■ DOCUMENT ■
□ □ □ □ □ □ □

In this notebook, I'm mapping the parameters given by Heidelberg CVL to the parameters required by my model

In [1]:
import torch
from safetensors import safe_open

In [2]:
file = '../../../../.hf-cache/CVL-Heidelberg/sdxl_encD_canny_48m.safetensors'

In [3]:
weights_tensors = {}
with safe_open(file, framework='pt', device='cpu') as f:
   for key in f.keys():
       weights_tensors[key] = f.get_tensor(key)

In [4]:
from util import print_as_nested_dict

These are the params (on lv 1) the weights provide

In [5]:
print_as_nested_dict(sorted(weights_tensors))

control_model
dec_zero_convs_out
enc_zero_convs_in
enc_zero_convs_out
input_hint_block
middle_block_out
scale_list


In [6]:
from diffusers.models import AutoencoderKL
from diffusers import StableDiffusionXLPipeline

In [7]:
model = "stabilityai/stable-diffusion-xl-base-1.0"
vae = AutoencoderKL.from_pretrained("stabilityai/sdxl-vae", torch_dtype=torch.float16)

In [8]:
pipe = StableDiffusionXLPipeline.from_pretrained(model, vae=vae, torch_dtype=torch.float16)
sdxl_unet = pipe.unet

Loading pipeline components...:   0%|          | 0/7 [00:00<?, ?it/s]

At the end of __init__, the sigmas are tensor([14.6146, 14.5263, 14.4386, 14.3515, 14.2651]) ...


In [9]:
from diffusers.models.controlnetxs import ControlNetXSModel

In [10]:
cnxs = ControlNetXSModel.create_as_in_paper(base_model=sdxl_unet)

In [11]:
model_tensors = cnxs.state_dict()

These are the params (on lv 1) the model needs

In [12]:
print_as_nested_dict(sorted(model_tensors))

base_model
control_model
dec_zero_convs_out
enc_zero_convs_in
enc_zero_convs_out
input_hint_block
middle_block_out
scale_list


In [13]:
def lv0(k): return k.split('.')[0]

In [14]:
model_lv0 = set(map(lv0,model_tensors.keys()))
weights_lv0 = set(map(lv0,weights_tensors.keys()))

missing   = sorted(list(weights_lv0 - model_lv0))
unexpected= sorted(list(model_lv0 - weights_lv0))
expected  = sorted(list(model_lv0.intersection(weights_lv0)))


print('Provided in weights and expected in model:')
print(expected)
print('\nProvided by weights, but missing in model:')
print(missing)
print('\nNot provided by weights, but in model:')
print(unexpected)

□ □ □ □ □ □ □

■ GIVEN PROBLEM ■
Reproduce the passage of the parameter-mapping notebook starting with "unexpected= sorted(list(model_lv0 - weights_lv0))" and going on through "but in model:')", with no changes.

■ DATA SECTION ■
□ □ □ □ □ □ □

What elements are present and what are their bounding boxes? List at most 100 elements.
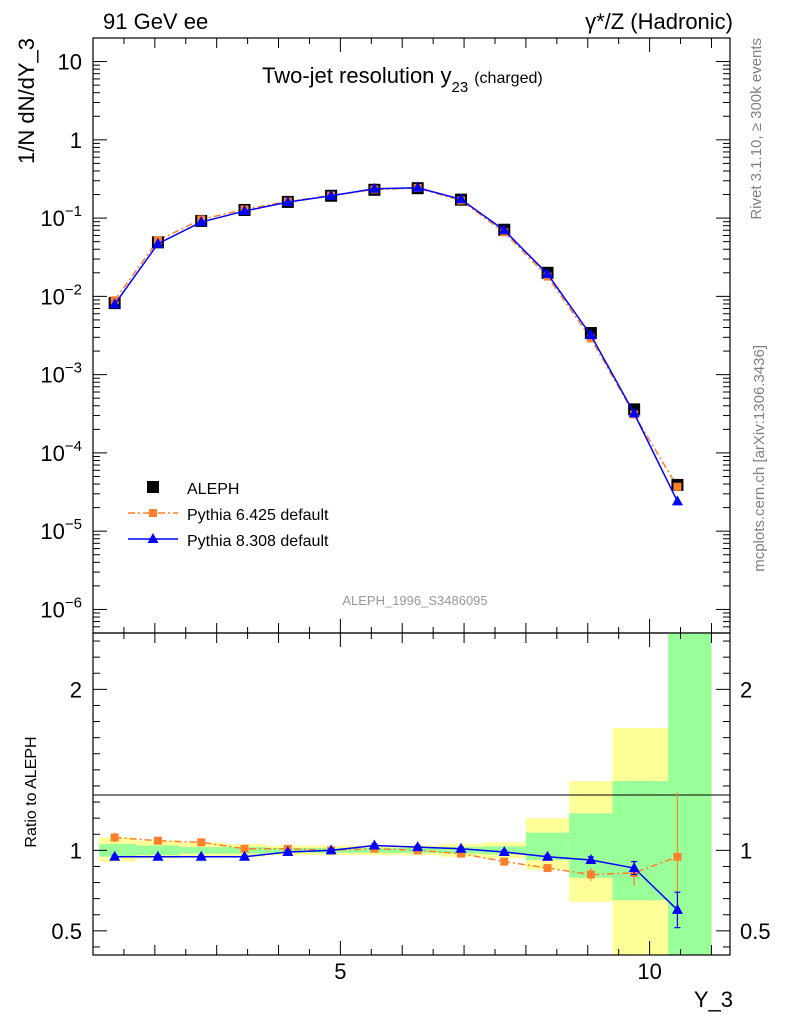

□ □ □ □ □ □ □

■ SOLVED PROBLEM ■
unexpected= sorted(list(model_lv0 - weights_lv0))
expected  = sorted(list(model_lv0.intersection(weights_lv0)))


print('Provided in weights and expected in model:')
print(expected)
print('\nProvided by weights, but missing in model:')
print(missing)
print('\nNot provided by weights, but in model:')